# START OF GIVEN INFORMATION

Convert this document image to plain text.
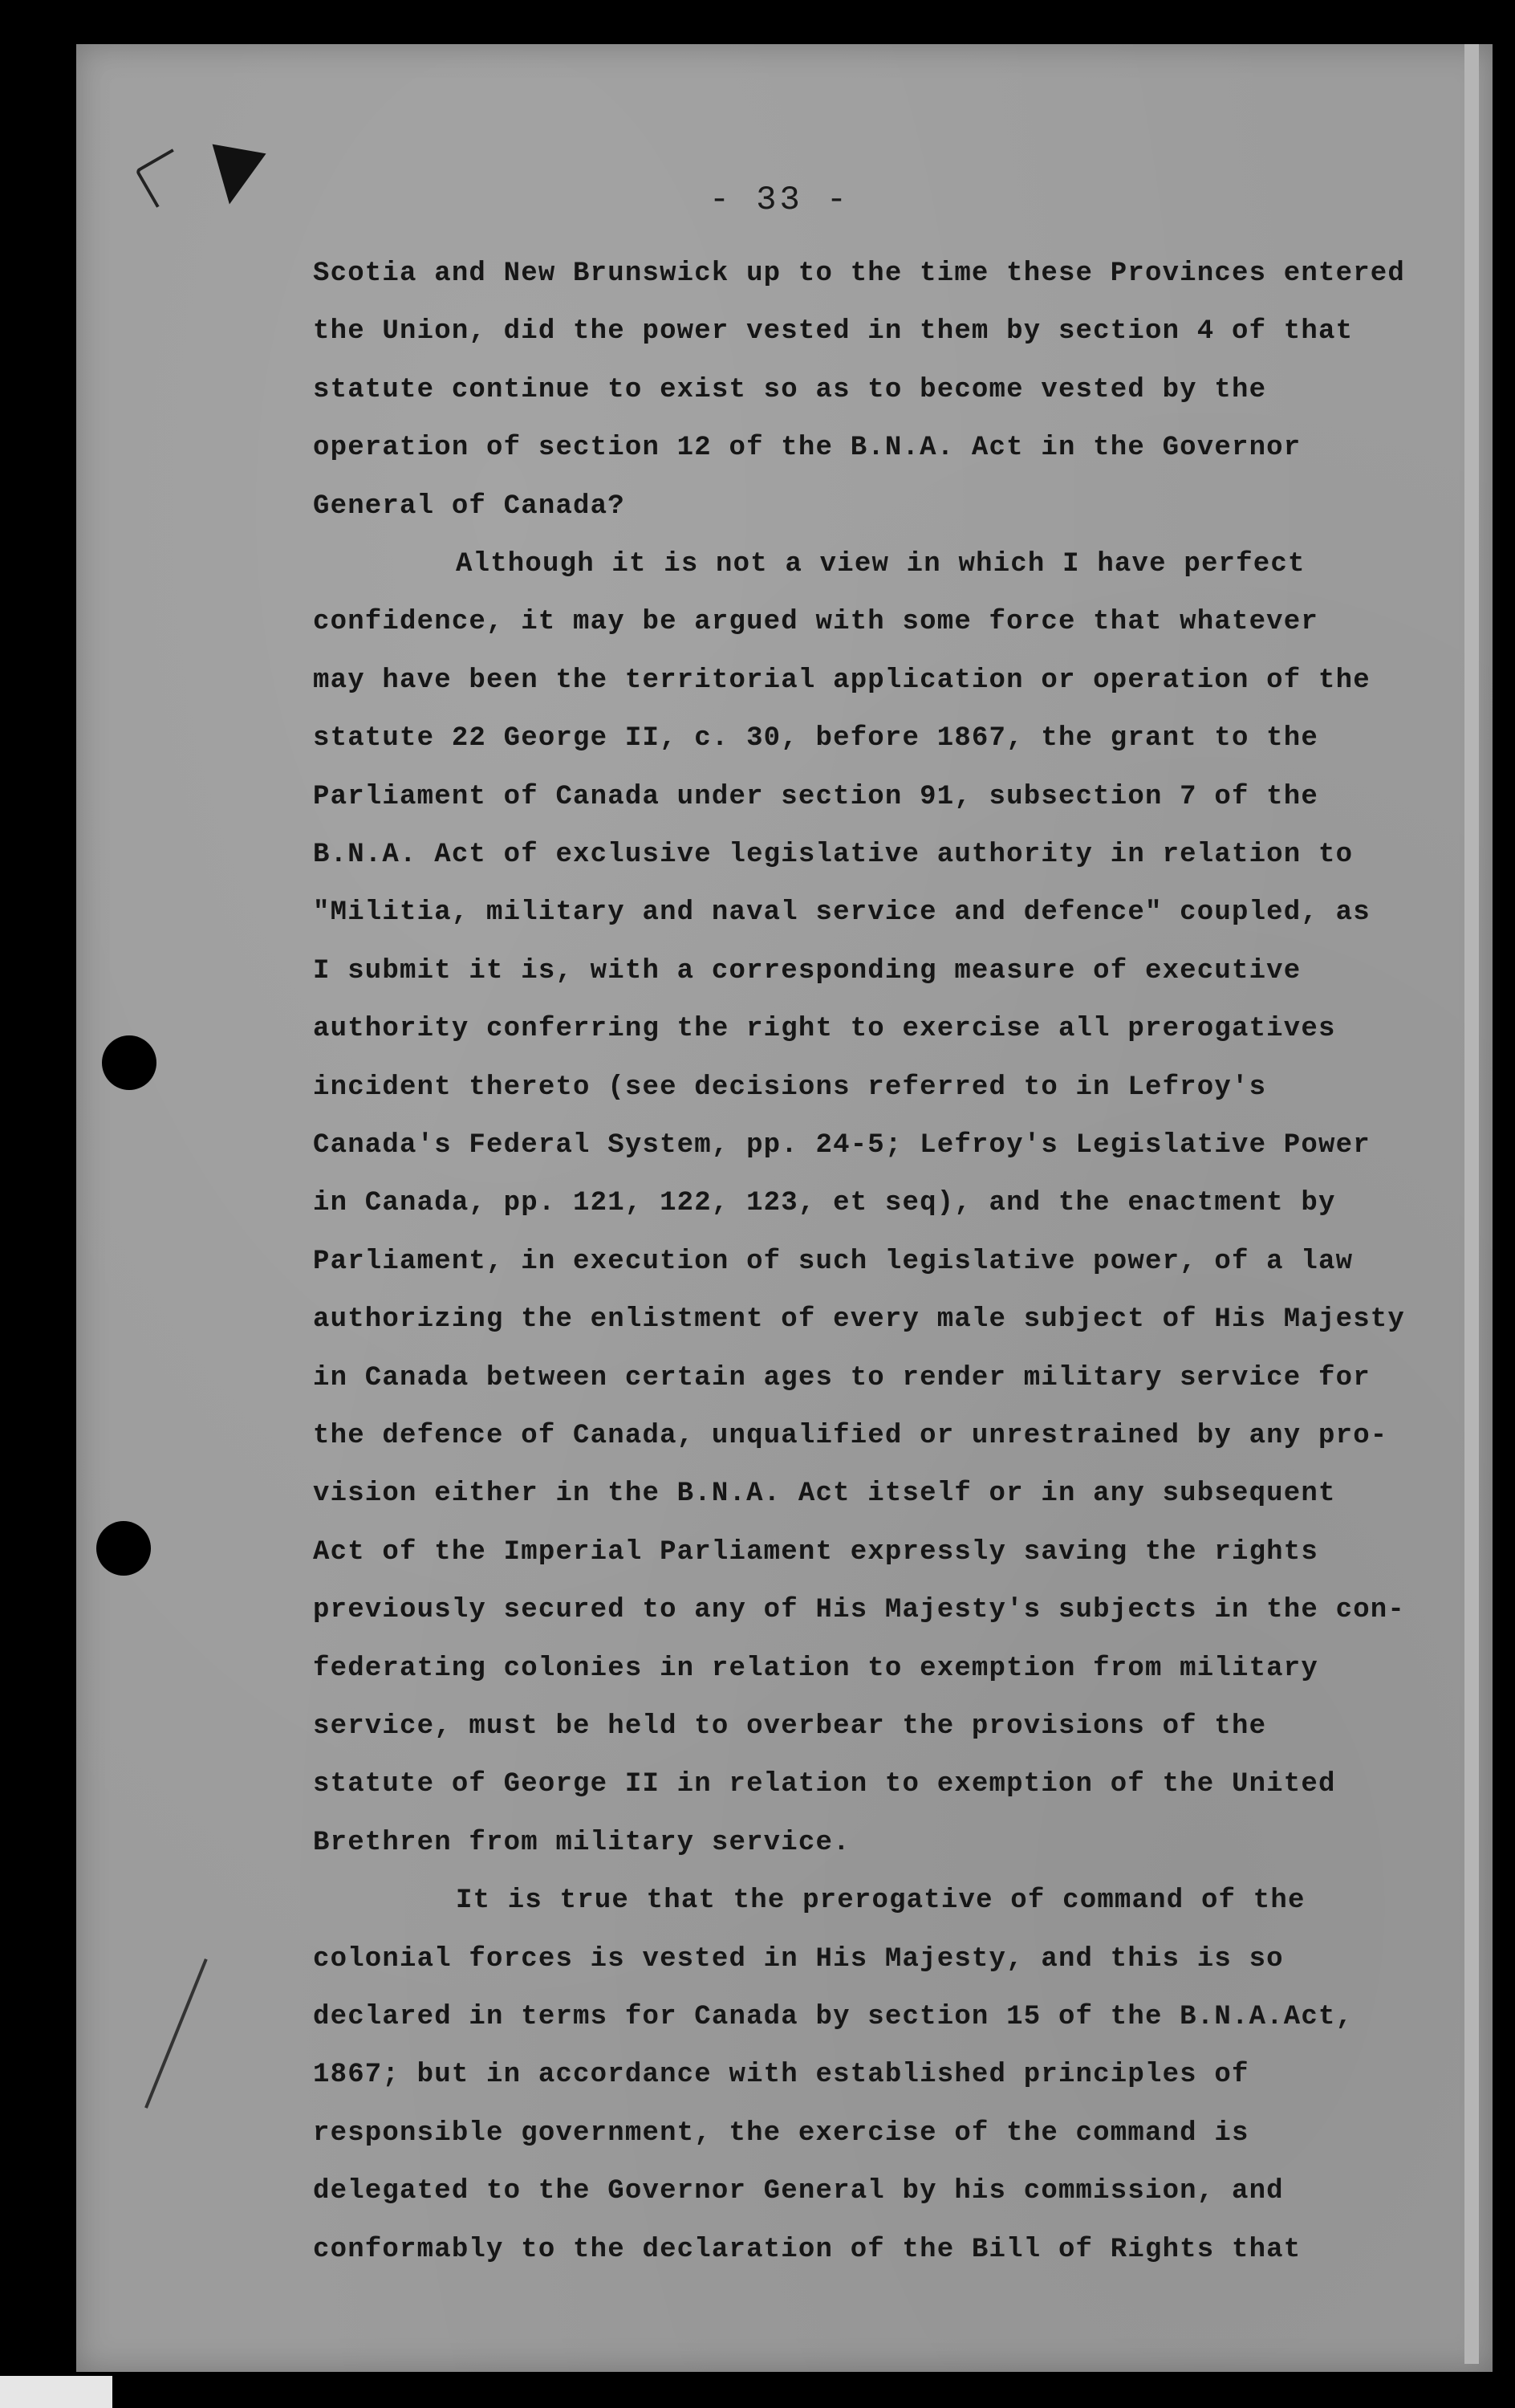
- 33 -
Scotia and New Brunswick up to the time these Provinces entered
the Union, did the power vested in them by section 4 of that
statute continue to exist so as to become vested by the
operation of section 12 of the B.N.A. Act in the Governor
General of Canada?
Although it is not a view in which I have perfect
confidence, it may be argued with some force that whatever
may have been the territorial application or operation of the
statute 22 George II, c. 30, before 1867, the grant to the
Parliament of Canada under section 91, subsection 7 of the
B.N.A. Act of exclusive legislative authority in relation to
"Militia, military and naval service and defence" coupled, as
I submit it is, with a corresponding measure of executive
authority conferring the right to exercise all prerogatives
incident thereto (see decisions referred to in Lefroy's
Canada's Federal System, pp. 24-5; Lefroy's Legislative Power
in Canada, pp. 121, 122, 123, et seq), and the enactment by
Parliament, in execution of such legislative power, of a law
authorizing the enlistment of every male subject of His Majesty
in Canada between certain ages to render military service for
the defence of Canada, unqualified or unrestrained by any pro-
vision either in the B.N.A. Act itself or in any subsequent
Act of the Imperial Parliament expressly saving the rights
previously secured to any of His Majesty's subjects in the con-
federating colonies in relation to exemption from military
service, must be held to overbear the provisions of the
statute of George II in relation to exemption of the United
Brethren from military service.
It is true that the prerogative of command of the
colonial forces is vested in His Majesty, and this is so
declared in terms for Canada by section 15 of the B.N.A.Act,
1867; but in accordance with established principles of
responsible government, the exercise of the command is
delegated to the Governor General by his commission, and
conformably to the declaration of the Bill of Rights that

# END OF GIVEN INFORMATION

**TASK DESCRIPTION**: What comes back should match the records exactly, minus any pictures.

**RESPONSE TO THE EXERCISE**:
Convert this document image to plain text.
- 33 -
Scotia and New Brunswick up to the time these Provinces entered
the Union, did the power vested in them by section 4 of that
statute continue to exist so as to become vested by the
operation of section 12 of the B.N.A. Act in the Governor
General of Canada?
Although it is not a view in which I have perfect
confidence, it may be argued with some force that whatever
may have been the territorial application or operation of the
statute 22 George II, c. 30, before 1867, the grant to the
Parliament of Canada under section 91, subsection 7 of the
B.N.A. Act of exclusive legislative authority in relation to
"Militia, military and naval service and defence" coupled, as
I submit it is, with a corresponding measure of executive
authority conferring the right to exercise all prerogatives
incident thereto (see decisions referred to in Lefroy's
Canada's Federal System, pp. 24-5; Lefroy's Legislative Power
in Canada, pp. 121, 122, 123, et seq), and the enactment by
Parliament, in execution of such legislative power, of a law
authorizing the enlistment of every male subject of His Majesty
in Canada between certain ages to render military service for
the defence of Canada, unqualified or unrestrained by any pro-
vision either in the B.N.A. Act itself or in any subsequent
Act of the Imperial Parliament expressly saving the rights
previously secured to any of His Majesty's subjects in the con-
federating colonies in relation to exemption from military
service, must be held to overbear the provisions of the
statute of George II in relation to exemption of the United
Brethren from military service.
It is true that the prerogative of command of the
colonial forces is vested in His Majesty, and this is so
declared in terms for Canada by section 15 of the B.N.A.Act,
1867; but in accordance with established principles of
responsible government, the exercise of the command is
delegated to the Governor General by his commission, and
conformably to the declaration of the Bill of Rights that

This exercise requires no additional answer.